__EXCERPTED PASSAGE__

◆ ◆ ◆ ◆

Because, when I was growing up, I don't know if this is typical of girls in general, but I gossiped and I chatted a lot with friends, and we discussed everybody and everything, whatever came to my mind, whatever I saw I shared with anybody or everybody who would listen. As I got older, of course, I realized that is inappropriate and you can't betray somebody's confidence by sharing what they've told you in confidence. So that was something that I had to learn as we went along, but it was something that I was used to doing, but became aware that it wasn't so nice.

STEVE

So this is an area where we had to negotiate these boundaries of what is cheating and what is not. Now, the challenge here is that if you're in a relationship where you and/or your partner define something as cheating and that is really the only valid way for you to fulfill your needs is to do what would be considered cheating, now you are in a conundrum. This is what leads so many relationships to go about cheating, because you are not able to fulfill those needs. And a lot of cheating happens, not for sexual needs, even though it may involve sex, a lot of it has to do with unmet emotional needs. There is an emotional connection you are not getting from your partner that your partner is unwilling or unable to provide, but yet, would consider you going outside the relationship to get that need met cheating. So now you have no choice. Now you are just in a completely lose-lose situation. You can't win in those circumstances. Really, the only real solution in that situation is to leave that kind of relationship behind, or if you can, renegotiate with your partner how you are going to define cheating. Because your partner needs to be the one providing those needs for you, that kind of emotional connection you need, whatever it is, any of the things we discussed as possible needs you want to fulfill in your life. If there were a need that you don't like, just think of it as a desire, something you want, something that would bring you greater happiness and fulfillment. The ultimate goal here is mutual fulfillment, happiness and growth. You should be working with your partner for that. And that's really the basis of a monogamous relationship. And, really, in practical terms there is no such thing as a pure monogamous relationship unless you and your partner are living together on a desert island and you are meeting all each other's needs right there. And in that case, most likely, you are both having a lot of unfulfilled needs. [Laughing

ERIN

Yeah

STEVE

So, maybe survival is even a challenge in that situation. But really, you want to be able to meet all your needs and help each other get those needs met. See, when I see Erin having an unfulfilled need then I have two choices, really: I can say, "I'm going to help you fulfill that need directly myself," or I'm going to allow her the opportunity to go outside the relationship to get that need met. If I put up a barrier and I say, "I'm not going to fulfill that need for you, but if you go out and do that that would be cheating," What recourse do I give her then? She has two choices, she has the choice to leave the relationship and seek fulfillment elsewhere…

ERIN

Or to have a need go unmet.

◆ ◆ ◆ ◆

(Data records)
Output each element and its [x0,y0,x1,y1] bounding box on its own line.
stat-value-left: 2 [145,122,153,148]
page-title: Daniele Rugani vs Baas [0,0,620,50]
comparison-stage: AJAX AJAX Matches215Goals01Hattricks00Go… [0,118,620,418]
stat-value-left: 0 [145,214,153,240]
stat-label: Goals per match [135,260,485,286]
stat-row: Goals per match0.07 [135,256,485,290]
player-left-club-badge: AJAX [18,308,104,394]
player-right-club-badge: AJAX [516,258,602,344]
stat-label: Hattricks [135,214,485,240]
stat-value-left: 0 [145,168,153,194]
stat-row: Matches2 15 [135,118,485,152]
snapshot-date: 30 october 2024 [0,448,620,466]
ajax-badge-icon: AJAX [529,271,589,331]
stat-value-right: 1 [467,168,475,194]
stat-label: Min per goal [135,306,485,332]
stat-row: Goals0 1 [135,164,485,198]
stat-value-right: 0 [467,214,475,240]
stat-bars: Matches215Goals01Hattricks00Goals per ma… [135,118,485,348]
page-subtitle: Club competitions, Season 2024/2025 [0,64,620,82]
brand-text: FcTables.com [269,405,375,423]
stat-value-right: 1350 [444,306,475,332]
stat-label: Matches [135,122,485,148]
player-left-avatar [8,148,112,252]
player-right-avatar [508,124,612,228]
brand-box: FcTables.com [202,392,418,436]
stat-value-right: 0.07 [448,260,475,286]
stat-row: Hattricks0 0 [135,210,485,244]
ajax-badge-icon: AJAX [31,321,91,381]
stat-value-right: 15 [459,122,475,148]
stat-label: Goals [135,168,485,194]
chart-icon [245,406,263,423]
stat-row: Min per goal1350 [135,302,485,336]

◆ ◆ ◆ ◆

__YOUR TASKS__
**1)** Answer these questions using the transcript about defining cheating:
(a) What does the opening speaker say they did a lot with friends while growing up?
(b) According to Steve, what does a lot of cheating have to do, even when it involves sex?
(c) What two choices does Steve say he has when he sees Erin with an unfulfilled need?
**2)** Rewrite the paragraph of the transcript about defining cheating that begins "So this is an area where we had to negotiate" as a short list that keeps its main points.

__THE ANSWERS__
**1)**
(a) They gossiped and chatted a lot with friends, discussing everybody and everything.
(b) Unmet emotional needs.
(c) He can help fulfill that need directly himself, or allow her the opportunity to go outside the relationship to get it met.

**2)**
- Partners have to negotiate the boundaries of what counts as cheating.
- If the only way to fulfill your needs is something you or your partner define as cheating, you are in a conundrum, and this leads many relationships to cheating.
- Much cheating comes from unmet emotional needs rather than sexual ones: a partner is unwilling or unable to provide an emotional connection yet would consider getting it elsewhere cheating.
- This is a lose-lose situation; the only real solutions are to leave the relationship or renegotiate how cheating is defined.
- The ultimate goal is mutual fulfillment, happiness and growth, which is the basis of a monogamous relationship.
- In practical terms, a purely monogamous relationship doesn't exist unless two partners live alone on a desert island meeting all each other's needs, and even then both would likely have many unfulfilled needs.